* TEXTO PROPORCIONADO:
Presentación

En los últimos años se viene dando un interés por la compleja interconexión de la sociedad, principalmente por medio de redes; este patrón se compone de nodos, puntos, vértices, actores, líneas, links, uniones, relaciones. Si bien hay todo un lenguaje para describir lo que es una red, siempre surgen las preguntas: ¿cómo se forma? y ¿cuáles son sus estructuras? Podemos pensar que las redes en el ámbito educativo tienen una variedad de objetivos, como puede ser el mejorar el aprendizaje, las escuelas, el ampliar oportunidades y hacer un uso más eficiente de los recursos, tanto para maestros como alumnos.

Los artículos incluidos en este número son una aproximación al mundo de las redes y evidencian lo mucho que ofrece este campo en relación con la investigación de la educación. Si bien varios de los artículos están enfocados a las herramientas de las tecnologías de la información, el mundo de las redes sociales es más amplio y diverso. Esperamos que al incluir este tema en Sinéctica crezca el interés por extender su estudio.

* TAREA 1:
Responde a partir de la presentación:
(a) ¿Qué dos preguntas surgen siempre sobre las redes?
(b) ¿En qué están enfocados varios de los artículos?
(c) ¿Qué se espera que crezca al incluir este tema en Sinéctica?
* TAREA 2:
Traduce al inglés esta oración de la presentación: "Si bien varios de los artículos están enfocados a las herramientas de las tecnologías de la información, el mundo de las redes sociales es más amplio y diverso."
* TAREA 3:
Continúa la presentación sobre las redes en la educación a partir de su última oración.
Los ítems son material aparte y no tienen que ver con la presentación.

[Ítems de datos]
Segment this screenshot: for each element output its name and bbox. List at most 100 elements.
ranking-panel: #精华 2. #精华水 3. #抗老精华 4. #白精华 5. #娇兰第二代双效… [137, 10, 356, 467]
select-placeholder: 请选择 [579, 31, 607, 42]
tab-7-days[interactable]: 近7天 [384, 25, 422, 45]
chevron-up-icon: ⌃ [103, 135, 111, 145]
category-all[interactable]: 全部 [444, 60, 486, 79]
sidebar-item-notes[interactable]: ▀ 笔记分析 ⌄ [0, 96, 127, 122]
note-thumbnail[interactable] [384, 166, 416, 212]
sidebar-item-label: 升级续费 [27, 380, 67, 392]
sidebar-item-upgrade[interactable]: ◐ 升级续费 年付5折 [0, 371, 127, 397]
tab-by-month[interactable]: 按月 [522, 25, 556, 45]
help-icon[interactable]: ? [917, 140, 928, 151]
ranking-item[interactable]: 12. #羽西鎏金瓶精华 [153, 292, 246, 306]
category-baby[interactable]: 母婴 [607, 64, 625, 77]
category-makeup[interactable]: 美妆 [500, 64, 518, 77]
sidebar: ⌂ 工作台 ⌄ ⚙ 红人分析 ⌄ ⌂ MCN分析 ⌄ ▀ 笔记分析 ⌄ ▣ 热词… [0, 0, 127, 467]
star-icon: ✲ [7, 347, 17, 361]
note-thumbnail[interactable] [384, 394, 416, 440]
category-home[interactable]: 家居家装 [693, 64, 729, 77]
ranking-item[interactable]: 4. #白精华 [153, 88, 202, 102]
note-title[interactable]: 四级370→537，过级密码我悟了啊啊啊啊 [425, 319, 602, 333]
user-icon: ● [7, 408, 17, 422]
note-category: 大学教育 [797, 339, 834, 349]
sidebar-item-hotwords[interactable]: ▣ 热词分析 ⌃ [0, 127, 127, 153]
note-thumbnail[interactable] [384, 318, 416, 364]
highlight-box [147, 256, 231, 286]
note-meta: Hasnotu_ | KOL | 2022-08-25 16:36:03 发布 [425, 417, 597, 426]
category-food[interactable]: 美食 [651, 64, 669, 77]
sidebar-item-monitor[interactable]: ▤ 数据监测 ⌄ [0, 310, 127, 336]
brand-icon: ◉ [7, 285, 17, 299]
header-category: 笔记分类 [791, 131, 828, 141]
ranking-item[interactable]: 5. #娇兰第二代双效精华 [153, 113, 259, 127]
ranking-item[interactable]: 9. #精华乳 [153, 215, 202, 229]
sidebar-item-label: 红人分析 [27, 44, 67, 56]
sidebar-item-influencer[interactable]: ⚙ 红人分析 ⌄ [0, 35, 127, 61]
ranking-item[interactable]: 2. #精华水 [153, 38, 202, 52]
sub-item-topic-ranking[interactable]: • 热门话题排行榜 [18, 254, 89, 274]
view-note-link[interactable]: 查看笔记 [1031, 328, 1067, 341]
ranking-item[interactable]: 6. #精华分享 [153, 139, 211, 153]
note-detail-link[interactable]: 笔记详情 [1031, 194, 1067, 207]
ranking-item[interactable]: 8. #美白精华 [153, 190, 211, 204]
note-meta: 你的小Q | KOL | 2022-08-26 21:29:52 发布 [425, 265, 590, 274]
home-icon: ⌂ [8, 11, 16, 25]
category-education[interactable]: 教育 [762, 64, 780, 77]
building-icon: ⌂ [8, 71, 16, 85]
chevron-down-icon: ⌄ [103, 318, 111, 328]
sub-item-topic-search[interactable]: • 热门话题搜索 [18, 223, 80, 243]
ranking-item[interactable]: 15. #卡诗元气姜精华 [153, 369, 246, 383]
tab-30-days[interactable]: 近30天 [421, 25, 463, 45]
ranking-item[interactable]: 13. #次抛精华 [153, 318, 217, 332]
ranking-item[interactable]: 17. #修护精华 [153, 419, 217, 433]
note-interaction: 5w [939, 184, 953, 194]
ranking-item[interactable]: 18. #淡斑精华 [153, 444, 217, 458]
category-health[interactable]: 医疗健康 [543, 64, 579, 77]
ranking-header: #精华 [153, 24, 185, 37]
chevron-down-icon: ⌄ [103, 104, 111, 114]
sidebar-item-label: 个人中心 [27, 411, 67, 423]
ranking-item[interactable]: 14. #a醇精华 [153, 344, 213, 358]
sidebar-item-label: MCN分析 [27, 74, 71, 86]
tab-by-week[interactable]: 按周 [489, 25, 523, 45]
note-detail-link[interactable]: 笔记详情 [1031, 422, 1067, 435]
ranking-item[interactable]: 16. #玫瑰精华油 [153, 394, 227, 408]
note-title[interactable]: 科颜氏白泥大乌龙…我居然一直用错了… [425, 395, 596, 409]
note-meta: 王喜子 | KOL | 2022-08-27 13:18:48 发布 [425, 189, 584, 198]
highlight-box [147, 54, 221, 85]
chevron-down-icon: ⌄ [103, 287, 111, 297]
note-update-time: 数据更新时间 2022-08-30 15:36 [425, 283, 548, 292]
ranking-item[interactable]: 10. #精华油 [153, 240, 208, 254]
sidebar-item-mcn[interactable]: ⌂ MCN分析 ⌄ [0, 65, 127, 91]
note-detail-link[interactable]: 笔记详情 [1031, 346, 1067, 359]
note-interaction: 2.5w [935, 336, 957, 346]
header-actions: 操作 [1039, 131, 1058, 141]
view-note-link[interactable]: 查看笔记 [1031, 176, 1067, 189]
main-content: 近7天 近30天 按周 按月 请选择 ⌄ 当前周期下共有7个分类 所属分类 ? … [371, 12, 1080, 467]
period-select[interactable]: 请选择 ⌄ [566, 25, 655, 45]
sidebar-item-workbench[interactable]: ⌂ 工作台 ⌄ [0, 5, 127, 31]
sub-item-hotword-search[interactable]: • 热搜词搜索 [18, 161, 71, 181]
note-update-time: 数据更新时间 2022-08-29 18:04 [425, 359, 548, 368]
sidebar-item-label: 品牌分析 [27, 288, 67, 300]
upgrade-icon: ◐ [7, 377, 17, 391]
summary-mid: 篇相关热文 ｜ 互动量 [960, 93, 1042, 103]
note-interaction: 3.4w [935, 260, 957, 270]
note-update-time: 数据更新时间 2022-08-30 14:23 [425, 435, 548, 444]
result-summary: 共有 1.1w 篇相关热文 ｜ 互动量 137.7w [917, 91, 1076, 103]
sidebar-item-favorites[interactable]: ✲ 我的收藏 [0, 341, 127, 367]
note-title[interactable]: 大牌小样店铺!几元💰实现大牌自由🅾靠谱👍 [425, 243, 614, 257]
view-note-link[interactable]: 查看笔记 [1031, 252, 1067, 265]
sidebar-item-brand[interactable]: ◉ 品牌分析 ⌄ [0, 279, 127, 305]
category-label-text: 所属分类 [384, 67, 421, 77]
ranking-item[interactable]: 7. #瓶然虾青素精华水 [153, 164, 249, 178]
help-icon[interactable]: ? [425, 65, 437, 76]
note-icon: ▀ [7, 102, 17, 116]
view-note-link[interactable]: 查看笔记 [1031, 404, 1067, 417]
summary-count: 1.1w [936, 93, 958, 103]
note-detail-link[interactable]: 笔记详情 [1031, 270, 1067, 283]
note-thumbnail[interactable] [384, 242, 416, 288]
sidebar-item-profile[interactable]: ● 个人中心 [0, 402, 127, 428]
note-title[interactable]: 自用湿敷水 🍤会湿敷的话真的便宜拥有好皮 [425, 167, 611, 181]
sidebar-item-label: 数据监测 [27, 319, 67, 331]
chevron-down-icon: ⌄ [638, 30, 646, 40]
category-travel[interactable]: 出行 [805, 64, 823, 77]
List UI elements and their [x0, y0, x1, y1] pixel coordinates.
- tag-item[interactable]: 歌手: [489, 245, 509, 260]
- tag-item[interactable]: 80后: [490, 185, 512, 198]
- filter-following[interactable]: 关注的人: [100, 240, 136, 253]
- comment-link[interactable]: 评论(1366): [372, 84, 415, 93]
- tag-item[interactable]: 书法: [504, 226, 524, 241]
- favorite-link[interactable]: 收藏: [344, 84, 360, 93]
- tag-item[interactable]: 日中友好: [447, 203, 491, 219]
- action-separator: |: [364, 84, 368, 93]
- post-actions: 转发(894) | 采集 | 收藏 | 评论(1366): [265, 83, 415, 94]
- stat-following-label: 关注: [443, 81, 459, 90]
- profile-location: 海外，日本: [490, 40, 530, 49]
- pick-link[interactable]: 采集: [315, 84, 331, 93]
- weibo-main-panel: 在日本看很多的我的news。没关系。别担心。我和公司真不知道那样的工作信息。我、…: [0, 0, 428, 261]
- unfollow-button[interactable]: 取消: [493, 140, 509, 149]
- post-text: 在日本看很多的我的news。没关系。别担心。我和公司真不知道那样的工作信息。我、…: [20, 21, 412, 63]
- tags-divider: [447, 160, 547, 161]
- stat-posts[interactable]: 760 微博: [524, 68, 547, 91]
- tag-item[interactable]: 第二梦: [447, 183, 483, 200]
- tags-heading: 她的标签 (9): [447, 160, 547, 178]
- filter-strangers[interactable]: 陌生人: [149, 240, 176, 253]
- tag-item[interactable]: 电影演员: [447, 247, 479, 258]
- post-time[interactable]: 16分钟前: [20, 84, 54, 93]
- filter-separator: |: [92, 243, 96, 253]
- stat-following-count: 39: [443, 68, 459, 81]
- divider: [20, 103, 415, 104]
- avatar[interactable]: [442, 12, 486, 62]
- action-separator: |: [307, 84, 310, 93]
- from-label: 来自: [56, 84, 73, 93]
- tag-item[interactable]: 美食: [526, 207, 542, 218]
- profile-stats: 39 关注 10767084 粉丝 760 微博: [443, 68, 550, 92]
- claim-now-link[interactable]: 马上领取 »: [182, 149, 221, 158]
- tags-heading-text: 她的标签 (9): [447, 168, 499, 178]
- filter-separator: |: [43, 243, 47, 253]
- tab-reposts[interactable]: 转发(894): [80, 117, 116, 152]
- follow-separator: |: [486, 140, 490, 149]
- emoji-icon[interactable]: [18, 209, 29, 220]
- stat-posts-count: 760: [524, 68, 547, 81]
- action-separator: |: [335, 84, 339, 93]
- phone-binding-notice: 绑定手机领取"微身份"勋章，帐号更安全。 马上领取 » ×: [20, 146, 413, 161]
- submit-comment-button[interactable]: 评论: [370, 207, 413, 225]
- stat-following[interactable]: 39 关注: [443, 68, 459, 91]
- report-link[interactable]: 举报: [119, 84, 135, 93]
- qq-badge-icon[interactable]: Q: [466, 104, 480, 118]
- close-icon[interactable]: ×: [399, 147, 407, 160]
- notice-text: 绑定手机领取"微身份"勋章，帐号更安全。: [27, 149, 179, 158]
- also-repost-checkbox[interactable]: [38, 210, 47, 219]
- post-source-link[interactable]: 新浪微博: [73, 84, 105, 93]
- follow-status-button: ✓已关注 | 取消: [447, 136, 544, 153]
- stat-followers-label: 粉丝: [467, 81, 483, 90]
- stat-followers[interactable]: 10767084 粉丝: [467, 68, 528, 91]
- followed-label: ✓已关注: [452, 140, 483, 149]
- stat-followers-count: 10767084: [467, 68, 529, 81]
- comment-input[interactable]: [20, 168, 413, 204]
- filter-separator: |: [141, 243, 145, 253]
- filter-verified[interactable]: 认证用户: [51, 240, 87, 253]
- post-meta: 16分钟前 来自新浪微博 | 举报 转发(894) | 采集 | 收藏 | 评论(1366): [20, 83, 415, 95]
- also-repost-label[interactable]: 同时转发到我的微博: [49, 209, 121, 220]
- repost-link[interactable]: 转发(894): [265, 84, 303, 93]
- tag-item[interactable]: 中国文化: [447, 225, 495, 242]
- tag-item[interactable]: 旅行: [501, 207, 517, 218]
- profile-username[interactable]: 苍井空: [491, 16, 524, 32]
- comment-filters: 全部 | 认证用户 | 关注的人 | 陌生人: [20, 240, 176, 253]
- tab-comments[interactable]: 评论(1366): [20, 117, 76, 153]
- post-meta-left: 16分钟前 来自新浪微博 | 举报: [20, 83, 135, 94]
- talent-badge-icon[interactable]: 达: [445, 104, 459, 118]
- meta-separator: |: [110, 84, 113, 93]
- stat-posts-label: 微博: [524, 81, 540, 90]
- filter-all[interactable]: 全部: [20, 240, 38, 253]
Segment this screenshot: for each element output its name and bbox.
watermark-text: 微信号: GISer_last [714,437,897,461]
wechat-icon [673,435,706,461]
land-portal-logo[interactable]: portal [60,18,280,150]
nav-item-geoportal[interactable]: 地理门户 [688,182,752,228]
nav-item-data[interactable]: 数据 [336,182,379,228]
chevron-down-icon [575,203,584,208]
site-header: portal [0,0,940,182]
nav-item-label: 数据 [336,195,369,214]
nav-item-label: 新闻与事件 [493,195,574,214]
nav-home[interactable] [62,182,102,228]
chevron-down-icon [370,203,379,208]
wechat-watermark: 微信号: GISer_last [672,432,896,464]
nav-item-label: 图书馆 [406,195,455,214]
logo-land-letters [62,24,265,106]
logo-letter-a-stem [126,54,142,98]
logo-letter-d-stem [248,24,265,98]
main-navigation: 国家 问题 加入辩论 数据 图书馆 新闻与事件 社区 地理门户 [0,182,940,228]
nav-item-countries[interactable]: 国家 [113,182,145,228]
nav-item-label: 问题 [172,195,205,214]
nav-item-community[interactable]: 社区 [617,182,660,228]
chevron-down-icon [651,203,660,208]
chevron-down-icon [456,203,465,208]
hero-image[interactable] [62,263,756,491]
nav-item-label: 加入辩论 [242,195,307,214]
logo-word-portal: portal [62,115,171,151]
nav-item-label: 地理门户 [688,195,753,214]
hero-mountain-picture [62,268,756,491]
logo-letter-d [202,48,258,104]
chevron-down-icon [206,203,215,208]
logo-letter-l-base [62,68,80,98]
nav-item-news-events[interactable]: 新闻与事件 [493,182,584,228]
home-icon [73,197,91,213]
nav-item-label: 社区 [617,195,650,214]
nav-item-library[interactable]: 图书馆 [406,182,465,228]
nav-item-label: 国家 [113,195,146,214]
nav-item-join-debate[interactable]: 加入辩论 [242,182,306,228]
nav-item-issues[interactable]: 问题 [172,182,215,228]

* RESPUESTA 1:
(a) ¿Cómo se forma? y ¿cuáles son sus estructuras?
(b) En las herramientas de las tecnologías de la información.
(c) El interés por extender su estudio.

* RESPUESTA 2:
Although several of the articles focus on information technology tools, the world of social networks is broader and more diverse.

* RESPUESTA 3:
El artículo “¿Tenía razón Coleman? Acerca de la relación entre capital social y logro educativo”, de Jorge Ramírez Plasencia y Eduardo Hernández González, indaga si el capital social es significativo para que haya una menor deserción escolar y, en general, un mayor logro educativo. Su trabajo ofrece una revisión del surgimiento de la idea de capital social tanto en Bourdieu como en Coleman, y su alcance teórico. Presentan algunas de las principales investigaciones que han tratado de replicar los resultados de Coleman, precisarlos o extenderlos. Finalmente, ofrecen algunas indicaciones sobre la repercusión que estos estudios han tenido en investigaciones llevadas a cabo en América latina.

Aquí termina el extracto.